**Exercise task**.
Copy every line of the data that includes the string "this".

*****

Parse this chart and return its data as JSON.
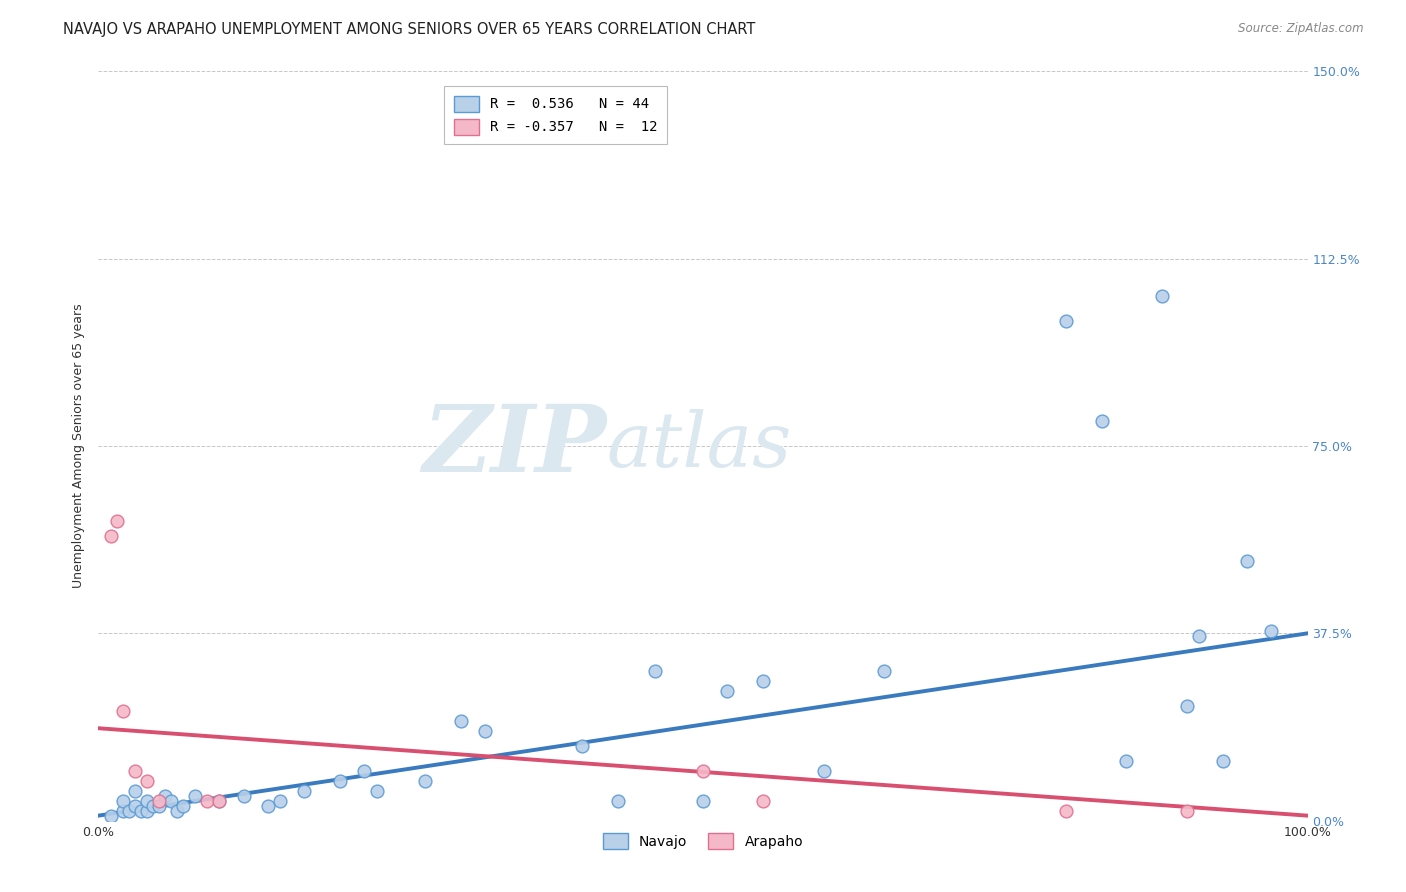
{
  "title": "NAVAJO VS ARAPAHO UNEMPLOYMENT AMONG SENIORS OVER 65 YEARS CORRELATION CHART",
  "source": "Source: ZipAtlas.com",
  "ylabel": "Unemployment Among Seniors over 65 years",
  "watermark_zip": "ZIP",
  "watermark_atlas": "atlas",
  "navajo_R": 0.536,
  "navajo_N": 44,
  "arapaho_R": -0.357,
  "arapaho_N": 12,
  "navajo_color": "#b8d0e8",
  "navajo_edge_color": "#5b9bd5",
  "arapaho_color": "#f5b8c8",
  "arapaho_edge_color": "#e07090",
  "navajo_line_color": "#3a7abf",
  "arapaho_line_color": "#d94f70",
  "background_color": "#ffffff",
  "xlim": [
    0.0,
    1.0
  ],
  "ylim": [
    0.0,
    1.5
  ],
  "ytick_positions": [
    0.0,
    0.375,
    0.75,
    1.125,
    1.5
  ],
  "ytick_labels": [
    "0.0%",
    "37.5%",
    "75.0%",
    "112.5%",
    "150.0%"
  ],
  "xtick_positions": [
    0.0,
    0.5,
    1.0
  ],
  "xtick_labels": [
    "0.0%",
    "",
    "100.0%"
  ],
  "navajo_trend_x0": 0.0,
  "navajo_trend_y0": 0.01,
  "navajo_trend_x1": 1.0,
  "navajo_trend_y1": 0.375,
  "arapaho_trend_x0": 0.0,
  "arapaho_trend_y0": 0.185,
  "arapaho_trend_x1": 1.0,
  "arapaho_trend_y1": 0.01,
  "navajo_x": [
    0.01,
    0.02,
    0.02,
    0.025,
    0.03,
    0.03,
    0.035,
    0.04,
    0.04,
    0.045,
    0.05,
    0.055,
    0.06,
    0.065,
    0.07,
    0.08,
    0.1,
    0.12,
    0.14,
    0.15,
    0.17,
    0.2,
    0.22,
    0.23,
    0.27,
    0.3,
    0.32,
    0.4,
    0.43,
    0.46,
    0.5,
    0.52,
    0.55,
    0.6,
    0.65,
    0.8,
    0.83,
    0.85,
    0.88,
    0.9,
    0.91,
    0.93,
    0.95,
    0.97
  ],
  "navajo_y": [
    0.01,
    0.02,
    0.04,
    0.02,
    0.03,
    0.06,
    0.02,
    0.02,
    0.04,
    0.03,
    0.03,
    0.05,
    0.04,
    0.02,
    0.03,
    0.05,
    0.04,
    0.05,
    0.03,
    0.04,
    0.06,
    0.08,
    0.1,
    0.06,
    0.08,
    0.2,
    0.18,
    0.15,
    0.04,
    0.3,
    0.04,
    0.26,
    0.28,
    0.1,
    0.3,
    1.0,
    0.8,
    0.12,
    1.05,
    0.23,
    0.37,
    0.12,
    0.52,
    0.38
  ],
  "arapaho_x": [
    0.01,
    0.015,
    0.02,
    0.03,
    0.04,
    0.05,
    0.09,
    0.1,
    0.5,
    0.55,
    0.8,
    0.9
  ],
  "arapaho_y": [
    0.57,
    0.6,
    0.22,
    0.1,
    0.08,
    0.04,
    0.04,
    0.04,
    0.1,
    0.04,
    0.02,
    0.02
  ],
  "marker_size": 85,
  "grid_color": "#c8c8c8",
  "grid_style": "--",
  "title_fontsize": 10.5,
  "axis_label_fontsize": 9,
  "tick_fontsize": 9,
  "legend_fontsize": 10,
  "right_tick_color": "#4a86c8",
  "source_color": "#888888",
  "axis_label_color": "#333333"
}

*****

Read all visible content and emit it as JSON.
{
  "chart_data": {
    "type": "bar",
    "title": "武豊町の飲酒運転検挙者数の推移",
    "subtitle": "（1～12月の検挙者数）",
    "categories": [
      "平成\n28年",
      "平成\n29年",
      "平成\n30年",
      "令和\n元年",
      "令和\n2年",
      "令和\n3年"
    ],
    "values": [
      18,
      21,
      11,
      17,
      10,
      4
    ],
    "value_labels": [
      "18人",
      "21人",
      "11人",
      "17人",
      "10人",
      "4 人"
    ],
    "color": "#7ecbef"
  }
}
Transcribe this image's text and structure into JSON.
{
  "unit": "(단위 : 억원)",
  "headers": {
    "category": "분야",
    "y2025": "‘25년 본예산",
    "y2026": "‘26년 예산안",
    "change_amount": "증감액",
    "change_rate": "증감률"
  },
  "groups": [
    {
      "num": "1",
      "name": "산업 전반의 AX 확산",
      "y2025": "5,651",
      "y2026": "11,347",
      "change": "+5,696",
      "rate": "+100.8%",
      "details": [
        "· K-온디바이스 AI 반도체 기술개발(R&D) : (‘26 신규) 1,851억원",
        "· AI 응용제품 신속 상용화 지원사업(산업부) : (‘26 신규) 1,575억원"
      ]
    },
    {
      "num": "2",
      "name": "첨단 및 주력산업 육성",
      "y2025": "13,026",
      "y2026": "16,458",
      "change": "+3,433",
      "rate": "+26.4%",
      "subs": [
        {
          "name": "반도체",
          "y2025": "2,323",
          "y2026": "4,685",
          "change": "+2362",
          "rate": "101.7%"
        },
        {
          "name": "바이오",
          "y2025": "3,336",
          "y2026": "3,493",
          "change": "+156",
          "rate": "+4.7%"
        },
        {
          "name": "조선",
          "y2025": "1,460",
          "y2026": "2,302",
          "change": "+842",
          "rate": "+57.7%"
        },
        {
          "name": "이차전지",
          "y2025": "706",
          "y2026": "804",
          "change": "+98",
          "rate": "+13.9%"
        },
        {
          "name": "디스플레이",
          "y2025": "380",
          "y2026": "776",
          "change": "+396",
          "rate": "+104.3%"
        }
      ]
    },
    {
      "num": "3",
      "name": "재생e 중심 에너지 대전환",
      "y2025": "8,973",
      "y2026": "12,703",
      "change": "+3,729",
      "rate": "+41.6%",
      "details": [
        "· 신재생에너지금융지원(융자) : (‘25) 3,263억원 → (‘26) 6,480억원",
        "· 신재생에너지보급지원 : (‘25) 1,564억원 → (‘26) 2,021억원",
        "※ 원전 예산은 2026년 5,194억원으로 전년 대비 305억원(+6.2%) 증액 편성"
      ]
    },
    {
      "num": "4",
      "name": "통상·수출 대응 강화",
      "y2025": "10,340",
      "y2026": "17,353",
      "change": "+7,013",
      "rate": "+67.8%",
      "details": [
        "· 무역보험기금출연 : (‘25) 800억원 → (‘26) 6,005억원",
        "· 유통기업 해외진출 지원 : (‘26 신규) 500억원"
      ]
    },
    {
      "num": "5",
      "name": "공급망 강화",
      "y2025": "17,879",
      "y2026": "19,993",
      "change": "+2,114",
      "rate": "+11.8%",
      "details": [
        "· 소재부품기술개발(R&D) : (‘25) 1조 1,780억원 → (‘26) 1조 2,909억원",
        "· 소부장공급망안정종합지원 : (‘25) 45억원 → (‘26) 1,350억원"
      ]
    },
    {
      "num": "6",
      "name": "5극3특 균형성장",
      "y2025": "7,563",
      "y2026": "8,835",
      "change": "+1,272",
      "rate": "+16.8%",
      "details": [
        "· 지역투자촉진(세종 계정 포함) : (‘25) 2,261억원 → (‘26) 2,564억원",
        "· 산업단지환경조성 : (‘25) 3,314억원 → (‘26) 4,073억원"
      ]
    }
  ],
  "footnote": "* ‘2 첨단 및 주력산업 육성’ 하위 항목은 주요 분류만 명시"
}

*****

**Task solution**.
Parse this chart and return its data as JSON.
Transcribe this image's text and structure into JSON.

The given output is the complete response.